MATERIAL FOR THIS EXERCISE
= Beginning of Section =
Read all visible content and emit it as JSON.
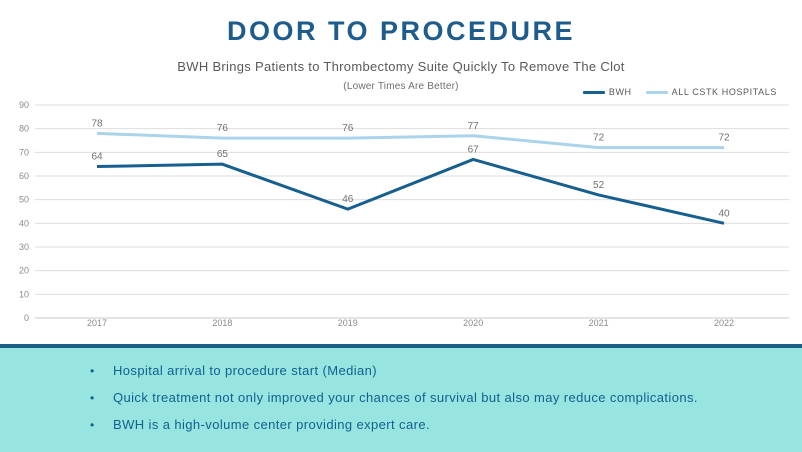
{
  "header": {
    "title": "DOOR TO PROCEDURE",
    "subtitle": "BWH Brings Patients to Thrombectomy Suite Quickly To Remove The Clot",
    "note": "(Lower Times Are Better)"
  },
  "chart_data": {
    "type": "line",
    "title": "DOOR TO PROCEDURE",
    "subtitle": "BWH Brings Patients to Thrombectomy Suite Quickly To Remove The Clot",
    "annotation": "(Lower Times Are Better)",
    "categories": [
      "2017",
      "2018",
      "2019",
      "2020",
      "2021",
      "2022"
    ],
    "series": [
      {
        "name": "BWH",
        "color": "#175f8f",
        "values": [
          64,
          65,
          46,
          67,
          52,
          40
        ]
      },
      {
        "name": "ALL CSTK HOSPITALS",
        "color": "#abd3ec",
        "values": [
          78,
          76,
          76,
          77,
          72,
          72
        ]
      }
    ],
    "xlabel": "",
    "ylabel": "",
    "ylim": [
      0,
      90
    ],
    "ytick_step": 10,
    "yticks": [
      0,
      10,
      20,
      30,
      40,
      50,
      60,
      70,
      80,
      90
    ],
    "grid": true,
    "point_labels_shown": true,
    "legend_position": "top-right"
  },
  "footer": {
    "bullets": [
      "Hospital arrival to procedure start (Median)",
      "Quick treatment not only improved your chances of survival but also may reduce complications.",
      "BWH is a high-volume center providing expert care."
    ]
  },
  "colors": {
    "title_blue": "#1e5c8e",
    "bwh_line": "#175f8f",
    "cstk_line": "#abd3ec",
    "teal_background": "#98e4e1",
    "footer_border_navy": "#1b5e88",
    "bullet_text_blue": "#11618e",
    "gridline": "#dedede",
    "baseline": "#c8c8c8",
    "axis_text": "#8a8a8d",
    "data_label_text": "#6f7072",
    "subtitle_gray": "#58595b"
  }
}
= End of Section =
EXERCISE OBJECTIVE
The entries need to be restated exactly, and their pictures left out.

TASK SOLUTION
Read all visible content and emit it as JSON.
{
  "header": {
    "title": "DOOR TO PROCEDURE",
    "subtitle": "BWH Brings Patients to Thrombectomy Suite Quickly To Remove The Clot",
    "note": "(Lower Times Are Better)"
  },
  "chart_data": {
    "type": "line",
    "title": "DOOR TO PROCEDURE",
    "subtitle": "BWH Brings Patients to Thrombectomy Suite Quickly To Remove The Clot",
    "annotation": "(Lower Times Are Better)",
    "categories": [
      "2017",
      "2018",
      "2019",
      "2020",
      "2021",
      "2022"
    ],
    "series": [
      {
        "name": "BWH",
        "color": "#175f8f",
        "values": [
          64,
          65,
          46,
          67,
          52,
          40
        ]
      },
      {
        "name": "ALL CSTK HOSPITALS",
        "color": "#abd3ec",
        "values": [
          78,
          76,
          76,
          77,
          72,
          72
        ]
      }
    ],
    "xlabel": "",
    "ylabel": "",
    "ylim": [
      0,
      90
    ],
    "ytick_step": 10,
    "yticks": [
      0,
      10,
      20,
      30,
      40,
      50,
      60,
      70,
      80,
      90
    ],
    "grid": true,
    "point_labels_shown": true,
    "legend_position": "top-right"
  },
  "footer": {
    "bullets": [
      "Hospital arrival to procedure start (Median)",
      "Quick treatment not only improved your chances of survival but also may reduce complications.",
      "BWH is a high-volume center providing expert care."
    ]
  },
  "colors": {
    "title_blue": "#1e5c8e",
    "bwh_line": "#175f8f",
    "cstk_line": "#abd3ec",
    "teal_background": "#98e4e1",
    "footer_border_navy": "#1b5e88",
    "bullet_text_blue": "#11618e",
    "gridline": "#dedede",
    "baseline": "#c8c8c8",
    "axis_text": "#8a8a8d",
    "data_label_text": "#6f7072",
    "subtitle_gray": "#58595b"
  }
}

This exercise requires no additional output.